AIM OF THE TASK
Every record should be written out exactly, with the pictures left out.

DATA PROVIDED
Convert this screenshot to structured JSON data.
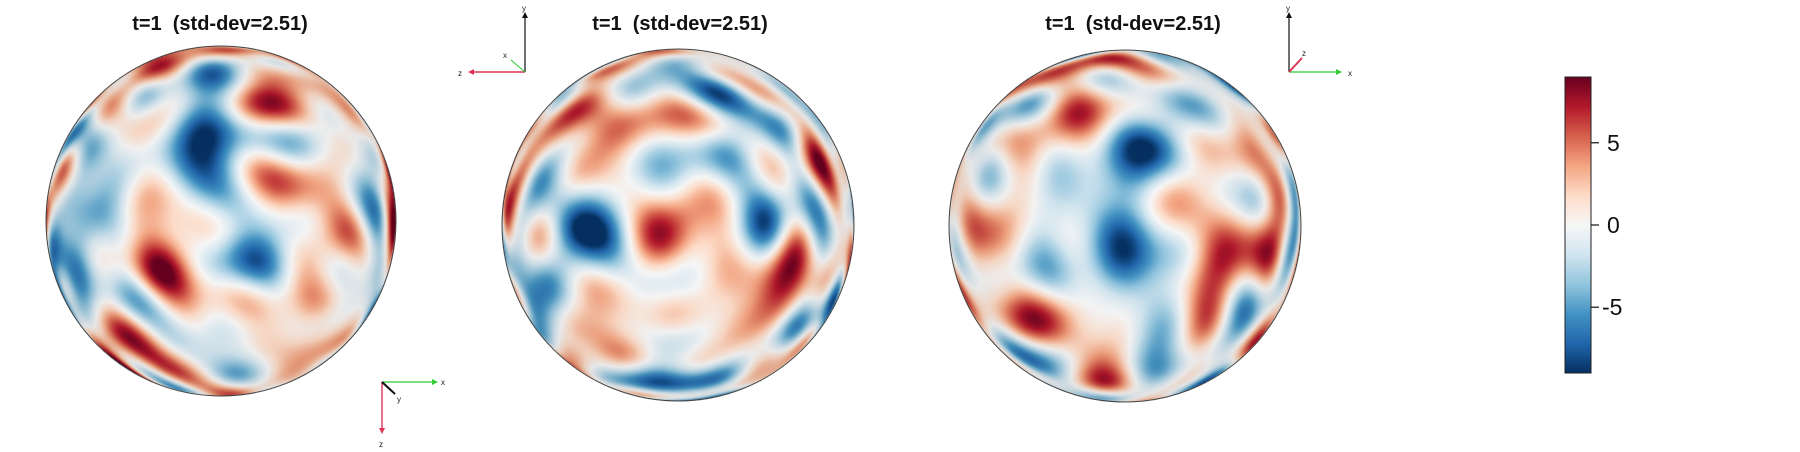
{
  "panels": [
    {
      "title": "t=1  (std-dev=2.51)",
      "seed": 11
    },
    {
      "title": "t=1  (std-dev=2.51)",
      "seed": 29
    },
    {
      "title": "t=1  (std-dev=2.51)",
      "seed": 47
    }
  ],
  "axes_triads": [
    {
      "labels": {
        "h": "x",
        "v": "z",
        "d": "y"
      }
    },
    {
      "labels": {
        "h": "z",
        "v": "y",
        "d": "x"
      }
    },
    {
      "labels": {
        "h": "x",
        "v": "y",
        "d": "z"
      }
    }
  ],
  "colorbar": {
    "ticks": [
      "5",
      "0",
      "-5"
    ],
    "tick_values": [
      5,
      0,
      -5
    ],
    "range": [
      -9,
      9
    ],
    "colors": [
      "#053061",
      "#2166ac",
      "#4393c3",
      "#92c5de",
      "#d1e5f0",
      "#f7f7f7",
      "#fddbc7",
      "#f4a582",
      "#d6604d",
      "#b2182b",
      "#67001f"
    ]
  },
  "axis_colors": {
    "x": "#33cc33",
    "y": "#111111",
    "z": "#dd3355"
  }
}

THE OUTPUT
Convert this screenshot to structured JSON data.
{
  "panels": [
    {
      "title": "t=1  (std-dev=2.51)",
      "seed": 11
    },
    {
      "title": "t=1  (std-dev=2.51)",
      "seed": 29
    },
    {
      "title": "t=1  (std-dev=2.51)",
      "seed": 47
    }
  ],
  "axes_triads": [
    {
      "labels": {
        "h": "x",
        "v": "z",
        "d": "y"
      }
    },
    {
      "labels": {
        "h": "z",
        "v": "y",
        "d": "x"
      }
    },
    {
      "labels": {
        "h": "x",
        "v": "y",
        "d": "z"
      }
    }
  ],
  "colorbar": {
    "ticks": [
      "5",
      "0",
      "-5"
    ],
    "tick_values": [
      5,
      0,
      -5
    ],
    "range": [
      -9,
      9
    ],
    "colors": [
      "#053061",
      "#2166ac",
      "#4393c3",
      "#92c5de",
      "#d1e5f0",
      "#f7f7f7",
      "#fddbc7",
      "#f4a582",
      "#d6604d",
      "#b2182b",
      "#67001f"
    ]
  },
  "axis_colors": {
    "x": "#33cc33",
    "y": "#111111",
    "z": "#dd3355"
  }
}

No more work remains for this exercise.